## Structured figure records:
------------------------------------------------------------

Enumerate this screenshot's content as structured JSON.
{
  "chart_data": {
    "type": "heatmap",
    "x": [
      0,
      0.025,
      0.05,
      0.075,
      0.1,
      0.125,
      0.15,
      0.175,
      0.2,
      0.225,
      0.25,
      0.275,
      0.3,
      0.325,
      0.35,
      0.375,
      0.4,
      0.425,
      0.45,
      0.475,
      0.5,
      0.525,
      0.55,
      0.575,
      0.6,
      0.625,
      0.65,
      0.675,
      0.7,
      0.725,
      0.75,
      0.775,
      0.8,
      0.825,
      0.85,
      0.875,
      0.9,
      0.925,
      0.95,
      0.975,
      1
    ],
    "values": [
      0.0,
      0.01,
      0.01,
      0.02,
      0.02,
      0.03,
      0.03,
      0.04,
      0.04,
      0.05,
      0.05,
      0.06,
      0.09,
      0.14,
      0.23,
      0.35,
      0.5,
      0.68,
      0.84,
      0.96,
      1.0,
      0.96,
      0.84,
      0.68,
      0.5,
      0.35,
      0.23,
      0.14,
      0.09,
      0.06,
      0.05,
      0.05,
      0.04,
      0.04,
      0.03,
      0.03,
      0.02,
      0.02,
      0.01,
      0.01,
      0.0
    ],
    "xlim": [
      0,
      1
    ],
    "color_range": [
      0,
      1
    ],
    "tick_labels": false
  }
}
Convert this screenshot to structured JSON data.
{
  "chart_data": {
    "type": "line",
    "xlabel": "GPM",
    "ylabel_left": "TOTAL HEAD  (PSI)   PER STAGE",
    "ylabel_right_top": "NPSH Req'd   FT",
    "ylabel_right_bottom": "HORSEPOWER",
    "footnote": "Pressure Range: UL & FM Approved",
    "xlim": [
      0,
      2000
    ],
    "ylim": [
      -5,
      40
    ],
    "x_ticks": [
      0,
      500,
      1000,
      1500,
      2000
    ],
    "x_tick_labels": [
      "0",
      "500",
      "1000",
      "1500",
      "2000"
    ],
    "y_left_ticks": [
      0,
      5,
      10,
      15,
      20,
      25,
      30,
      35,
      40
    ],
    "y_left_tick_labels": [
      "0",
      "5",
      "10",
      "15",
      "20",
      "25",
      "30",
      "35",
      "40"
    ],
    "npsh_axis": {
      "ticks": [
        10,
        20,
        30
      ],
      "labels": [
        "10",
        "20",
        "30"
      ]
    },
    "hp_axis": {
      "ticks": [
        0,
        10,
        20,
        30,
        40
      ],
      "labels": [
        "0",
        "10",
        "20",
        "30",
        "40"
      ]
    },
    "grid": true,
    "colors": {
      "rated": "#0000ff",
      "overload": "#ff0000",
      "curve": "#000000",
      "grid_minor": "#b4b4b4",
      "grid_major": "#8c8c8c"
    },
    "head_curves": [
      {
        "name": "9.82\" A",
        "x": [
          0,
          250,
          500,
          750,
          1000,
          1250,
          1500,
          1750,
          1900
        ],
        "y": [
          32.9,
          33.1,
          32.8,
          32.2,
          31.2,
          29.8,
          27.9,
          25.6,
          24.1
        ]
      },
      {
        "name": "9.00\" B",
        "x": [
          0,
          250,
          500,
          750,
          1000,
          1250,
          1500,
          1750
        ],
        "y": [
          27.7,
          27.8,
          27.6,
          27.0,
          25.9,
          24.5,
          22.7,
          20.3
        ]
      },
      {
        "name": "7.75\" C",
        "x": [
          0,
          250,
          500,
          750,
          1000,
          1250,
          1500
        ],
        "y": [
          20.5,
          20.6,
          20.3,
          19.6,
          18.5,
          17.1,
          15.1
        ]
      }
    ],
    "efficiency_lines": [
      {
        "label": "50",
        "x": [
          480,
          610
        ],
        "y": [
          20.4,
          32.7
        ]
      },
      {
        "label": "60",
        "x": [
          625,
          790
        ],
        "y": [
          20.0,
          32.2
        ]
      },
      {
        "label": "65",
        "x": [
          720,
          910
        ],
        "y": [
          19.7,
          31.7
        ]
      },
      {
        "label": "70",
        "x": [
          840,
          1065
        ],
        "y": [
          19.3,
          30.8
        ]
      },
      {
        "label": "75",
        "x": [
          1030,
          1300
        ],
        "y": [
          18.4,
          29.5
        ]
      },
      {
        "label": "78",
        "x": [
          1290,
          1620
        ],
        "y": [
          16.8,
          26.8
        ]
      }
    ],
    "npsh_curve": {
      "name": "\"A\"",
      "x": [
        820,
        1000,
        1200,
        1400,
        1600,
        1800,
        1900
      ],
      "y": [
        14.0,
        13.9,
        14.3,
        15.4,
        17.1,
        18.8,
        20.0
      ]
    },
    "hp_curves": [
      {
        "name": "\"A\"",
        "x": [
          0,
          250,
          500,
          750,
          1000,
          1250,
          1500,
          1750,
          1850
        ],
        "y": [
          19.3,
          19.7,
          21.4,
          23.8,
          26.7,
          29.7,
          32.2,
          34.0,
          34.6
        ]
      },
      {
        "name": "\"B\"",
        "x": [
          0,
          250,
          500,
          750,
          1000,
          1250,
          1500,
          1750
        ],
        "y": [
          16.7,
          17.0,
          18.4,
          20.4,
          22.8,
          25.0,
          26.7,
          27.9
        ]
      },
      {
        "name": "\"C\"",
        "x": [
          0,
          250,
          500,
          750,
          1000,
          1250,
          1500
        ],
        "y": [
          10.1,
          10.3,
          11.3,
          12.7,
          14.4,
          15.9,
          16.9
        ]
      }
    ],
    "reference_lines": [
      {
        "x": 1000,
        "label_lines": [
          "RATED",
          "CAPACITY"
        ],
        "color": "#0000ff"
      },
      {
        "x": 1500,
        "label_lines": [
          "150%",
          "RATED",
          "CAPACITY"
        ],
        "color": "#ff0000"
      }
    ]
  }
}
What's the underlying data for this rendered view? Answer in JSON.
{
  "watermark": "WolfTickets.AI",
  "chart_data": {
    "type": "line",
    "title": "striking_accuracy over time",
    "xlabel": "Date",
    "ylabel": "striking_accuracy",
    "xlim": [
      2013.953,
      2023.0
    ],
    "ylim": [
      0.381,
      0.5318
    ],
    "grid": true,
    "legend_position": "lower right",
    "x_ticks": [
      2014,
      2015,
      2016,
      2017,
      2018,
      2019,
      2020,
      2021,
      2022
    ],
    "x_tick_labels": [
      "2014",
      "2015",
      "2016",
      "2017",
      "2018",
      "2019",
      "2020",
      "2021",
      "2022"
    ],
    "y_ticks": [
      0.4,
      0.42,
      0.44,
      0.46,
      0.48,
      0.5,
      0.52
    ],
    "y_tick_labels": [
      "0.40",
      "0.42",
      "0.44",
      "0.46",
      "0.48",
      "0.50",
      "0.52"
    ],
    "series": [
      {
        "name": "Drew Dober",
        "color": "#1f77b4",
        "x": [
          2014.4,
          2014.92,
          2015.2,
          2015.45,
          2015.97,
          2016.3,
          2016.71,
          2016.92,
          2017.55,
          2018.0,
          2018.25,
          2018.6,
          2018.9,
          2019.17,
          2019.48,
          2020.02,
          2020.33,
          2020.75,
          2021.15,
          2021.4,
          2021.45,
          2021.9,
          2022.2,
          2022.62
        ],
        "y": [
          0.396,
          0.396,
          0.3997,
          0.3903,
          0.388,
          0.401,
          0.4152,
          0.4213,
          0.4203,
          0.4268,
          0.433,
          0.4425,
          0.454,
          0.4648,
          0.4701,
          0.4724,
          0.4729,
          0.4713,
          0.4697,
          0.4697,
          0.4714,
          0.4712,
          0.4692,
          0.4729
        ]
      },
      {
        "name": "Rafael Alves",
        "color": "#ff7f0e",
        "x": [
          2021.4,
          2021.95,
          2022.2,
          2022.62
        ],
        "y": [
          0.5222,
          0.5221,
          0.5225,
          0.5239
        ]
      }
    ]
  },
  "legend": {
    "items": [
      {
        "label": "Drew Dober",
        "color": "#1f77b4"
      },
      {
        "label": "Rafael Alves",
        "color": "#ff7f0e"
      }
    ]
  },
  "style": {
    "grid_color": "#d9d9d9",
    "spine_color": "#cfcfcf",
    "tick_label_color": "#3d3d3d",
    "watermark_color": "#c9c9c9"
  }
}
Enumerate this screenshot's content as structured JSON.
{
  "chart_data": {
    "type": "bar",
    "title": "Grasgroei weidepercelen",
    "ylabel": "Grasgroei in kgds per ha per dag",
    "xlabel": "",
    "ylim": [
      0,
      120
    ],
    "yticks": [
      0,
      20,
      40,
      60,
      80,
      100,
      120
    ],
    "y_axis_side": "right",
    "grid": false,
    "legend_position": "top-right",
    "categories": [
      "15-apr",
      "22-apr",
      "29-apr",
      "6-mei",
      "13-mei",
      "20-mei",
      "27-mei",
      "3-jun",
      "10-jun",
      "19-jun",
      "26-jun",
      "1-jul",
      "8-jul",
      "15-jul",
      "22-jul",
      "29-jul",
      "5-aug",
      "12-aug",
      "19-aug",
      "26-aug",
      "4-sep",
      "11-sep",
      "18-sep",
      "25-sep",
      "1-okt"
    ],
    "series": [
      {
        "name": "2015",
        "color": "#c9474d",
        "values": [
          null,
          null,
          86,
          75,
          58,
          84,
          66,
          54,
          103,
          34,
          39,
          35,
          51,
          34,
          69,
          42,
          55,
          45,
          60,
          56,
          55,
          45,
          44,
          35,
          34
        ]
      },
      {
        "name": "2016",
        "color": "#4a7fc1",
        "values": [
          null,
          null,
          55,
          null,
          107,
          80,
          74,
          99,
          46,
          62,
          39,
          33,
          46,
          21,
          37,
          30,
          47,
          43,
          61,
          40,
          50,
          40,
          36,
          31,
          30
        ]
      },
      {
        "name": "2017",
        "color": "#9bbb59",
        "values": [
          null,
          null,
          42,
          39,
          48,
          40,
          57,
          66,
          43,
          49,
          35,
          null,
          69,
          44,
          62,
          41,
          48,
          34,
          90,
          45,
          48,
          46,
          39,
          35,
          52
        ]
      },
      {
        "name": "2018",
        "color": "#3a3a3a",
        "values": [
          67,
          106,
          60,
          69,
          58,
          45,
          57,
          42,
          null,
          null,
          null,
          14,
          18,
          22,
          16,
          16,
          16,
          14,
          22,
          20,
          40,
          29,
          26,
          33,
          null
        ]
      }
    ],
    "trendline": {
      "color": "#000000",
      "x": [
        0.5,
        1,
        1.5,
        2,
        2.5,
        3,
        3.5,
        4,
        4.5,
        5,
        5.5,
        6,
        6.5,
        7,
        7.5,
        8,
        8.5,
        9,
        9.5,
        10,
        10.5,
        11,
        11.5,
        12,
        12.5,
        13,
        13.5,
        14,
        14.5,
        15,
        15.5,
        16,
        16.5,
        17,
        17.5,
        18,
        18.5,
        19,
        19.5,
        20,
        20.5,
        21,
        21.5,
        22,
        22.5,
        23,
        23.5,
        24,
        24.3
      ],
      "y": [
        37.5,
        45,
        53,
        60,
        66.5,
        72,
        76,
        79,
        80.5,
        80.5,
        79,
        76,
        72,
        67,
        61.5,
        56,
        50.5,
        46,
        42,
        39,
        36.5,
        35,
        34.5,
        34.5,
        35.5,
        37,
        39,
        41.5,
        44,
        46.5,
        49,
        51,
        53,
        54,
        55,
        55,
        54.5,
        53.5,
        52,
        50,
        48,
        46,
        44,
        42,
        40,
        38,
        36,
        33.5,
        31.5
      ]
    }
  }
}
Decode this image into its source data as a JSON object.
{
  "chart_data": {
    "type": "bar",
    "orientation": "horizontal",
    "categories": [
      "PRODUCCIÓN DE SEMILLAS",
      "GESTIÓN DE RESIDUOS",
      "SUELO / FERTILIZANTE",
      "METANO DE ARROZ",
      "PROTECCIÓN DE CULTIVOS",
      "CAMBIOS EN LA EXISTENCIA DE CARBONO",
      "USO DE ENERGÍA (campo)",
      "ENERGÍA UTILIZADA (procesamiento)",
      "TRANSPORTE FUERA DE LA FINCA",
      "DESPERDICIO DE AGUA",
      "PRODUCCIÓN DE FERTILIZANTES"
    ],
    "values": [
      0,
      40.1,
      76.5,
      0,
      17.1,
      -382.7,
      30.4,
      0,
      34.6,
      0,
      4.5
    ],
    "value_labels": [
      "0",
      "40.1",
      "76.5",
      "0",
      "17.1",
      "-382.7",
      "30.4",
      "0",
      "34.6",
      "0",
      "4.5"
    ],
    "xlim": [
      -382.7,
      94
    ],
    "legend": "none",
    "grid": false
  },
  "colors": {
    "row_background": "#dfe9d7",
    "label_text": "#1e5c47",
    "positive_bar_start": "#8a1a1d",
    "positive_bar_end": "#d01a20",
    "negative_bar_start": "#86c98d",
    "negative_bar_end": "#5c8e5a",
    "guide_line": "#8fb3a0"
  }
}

------------------------------------------------------------

## Written exercise:
Output an exact copy of the lines beginning at the one that holds "Decode this image" and running through the final line of the records.

## Solution to the exercise:
Decode this image into its source data as a JSON object.
{
  "chart_data": {
    "type": "bar",
    "orientation": "horizontal",
    "categories": [
      "PRODUCCIÓN DE SEMILLAS",
      "GESTIÓN DE RESIDUOS",
      "SUELO / FERTILIZANTE",
      "METANO DE ARROZ",
      "PROTECCIÓN DE CULTIVOS",
      "CAMBIOS EN LA EXISTENCIA DE CARBONO",
      "USO DE ENERGÍA (campo)",
      "ENERGÍA UTILIZADA (procesamiento)",
      "TRANSPORTE FUERA DE LA FINCA",
      "DESPERDICIO DE AGUA",
      "PRODUCCIÓN DE FERTILIZANTES"
    ],
    "values": [
      0,
      40.1,
      76.5,
      0,
      17.1,
      -382.7,
      30.4,
      0,
      34.6,
      0,
      4.5
    ],
    "value_labels": [
      "0",
      "40.1",
      "76.5",
      "0",
      "17.1",
      "-382.7",
      "30.4",
      "0",
      "34.6",
      "0",
      "4.5"
    ],
    "xlim": [
      -382.7,
      94
    ],
    "legend": "none",
    "grid": false
  },
  "colors": {
    "row_background": "#dfe9d7",
    "label_text": "#1e5c47",
    "positive_bar_start": "#8a1a1d",
    "positive_bar_end": "#d01a20",
    "negative_bar_start": "#86c98d",
    "negative_bar_end": "#5c8e5a",
    "guide_line": "#8fb3a0"
  }
}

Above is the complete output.